What is being asked |
Copy out each line of the material in which the word "times" appears.

(Collected data entries)

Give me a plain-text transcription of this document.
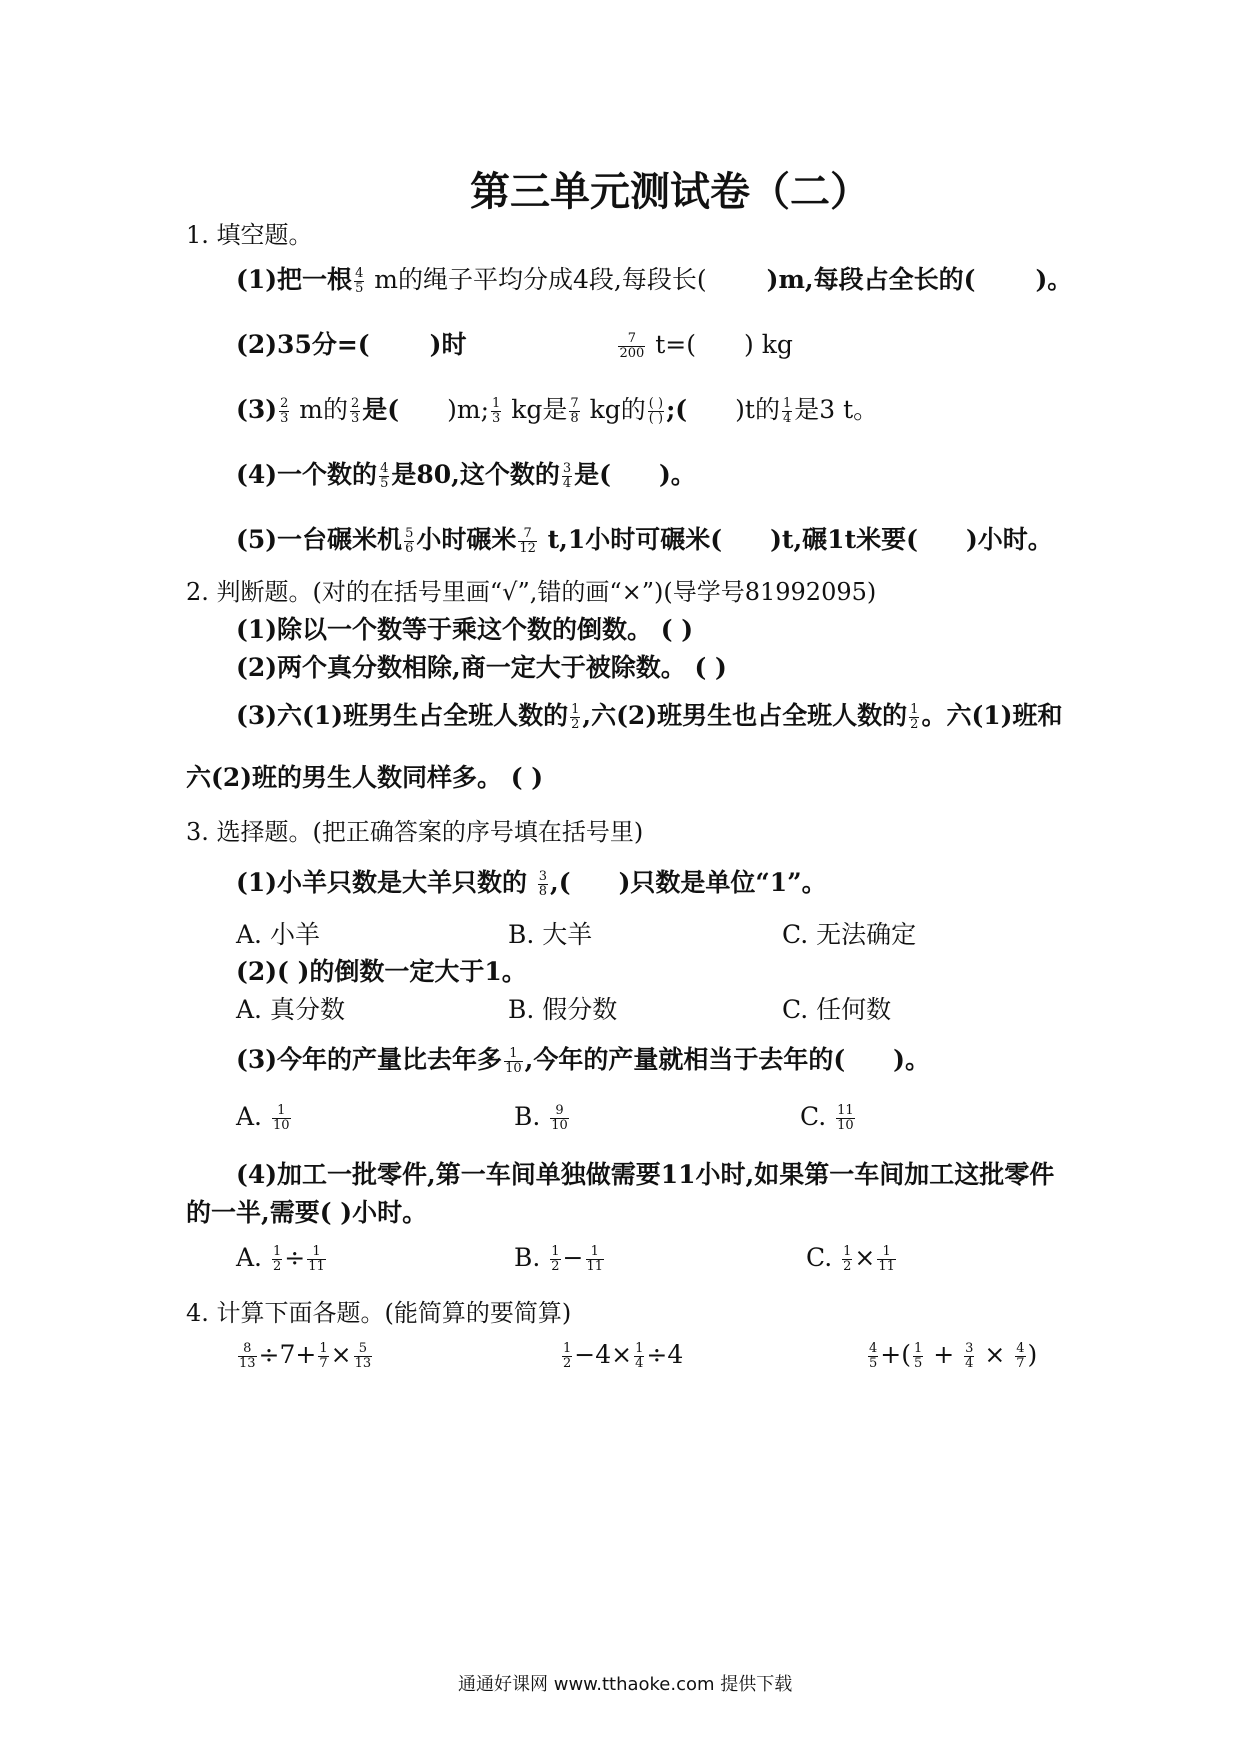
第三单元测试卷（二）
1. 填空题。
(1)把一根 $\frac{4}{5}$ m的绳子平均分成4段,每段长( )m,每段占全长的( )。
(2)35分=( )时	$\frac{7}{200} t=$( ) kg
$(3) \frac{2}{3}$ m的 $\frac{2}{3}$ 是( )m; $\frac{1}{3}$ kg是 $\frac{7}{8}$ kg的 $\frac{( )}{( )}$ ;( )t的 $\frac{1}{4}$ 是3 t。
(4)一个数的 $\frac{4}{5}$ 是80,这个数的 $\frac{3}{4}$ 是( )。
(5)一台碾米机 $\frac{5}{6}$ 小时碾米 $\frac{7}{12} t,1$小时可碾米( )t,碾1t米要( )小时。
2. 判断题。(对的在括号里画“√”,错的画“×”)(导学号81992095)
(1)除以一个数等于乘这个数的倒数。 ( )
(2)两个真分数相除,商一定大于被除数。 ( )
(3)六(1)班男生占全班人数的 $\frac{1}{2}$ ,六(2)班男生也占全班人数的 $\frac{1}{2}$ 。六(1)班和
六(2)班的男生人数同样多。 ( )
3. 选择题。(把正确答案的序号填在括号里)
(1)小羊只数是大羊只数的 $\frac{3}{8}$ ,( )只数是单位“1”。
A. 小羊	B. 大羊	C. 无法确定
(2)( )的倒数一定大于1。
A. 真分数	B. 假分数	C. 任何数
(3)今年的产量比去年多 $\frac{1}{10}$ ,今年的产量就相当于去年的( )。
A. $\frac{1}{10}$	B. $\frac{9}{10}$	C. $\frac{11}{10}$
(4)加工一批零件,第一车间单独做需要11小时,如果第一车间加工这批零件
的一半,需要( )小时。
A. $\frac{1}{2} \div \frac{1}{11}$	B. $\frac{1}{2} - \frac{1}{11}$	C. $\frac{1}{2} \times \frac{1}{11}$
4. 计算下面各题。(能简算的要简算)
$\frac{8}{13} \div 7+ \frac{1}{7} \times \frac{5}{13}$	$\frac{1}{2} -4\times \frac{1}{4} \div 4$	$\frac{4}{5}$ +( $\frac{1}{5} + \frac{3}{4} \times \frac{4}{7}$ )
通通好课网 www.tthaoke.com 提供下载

Solution |
A. $\frac{1}{2} \div \frac{1}{11}$	B. $\frac{1}{2} - \frac{1}{11}$	C. $\frac{1}{2} \times \frac{1}{11}$
$\frac{8}{13} \div 7+ \frac{1}{7} \times \frac{5}{13}$	$\frac{1}{2} -4\times \frac{1}{4} \div 4$	$\frac{4}{5}$ +( $\frac{1}{5} + \frac{3}{4} \times \frac{4}{7}$ )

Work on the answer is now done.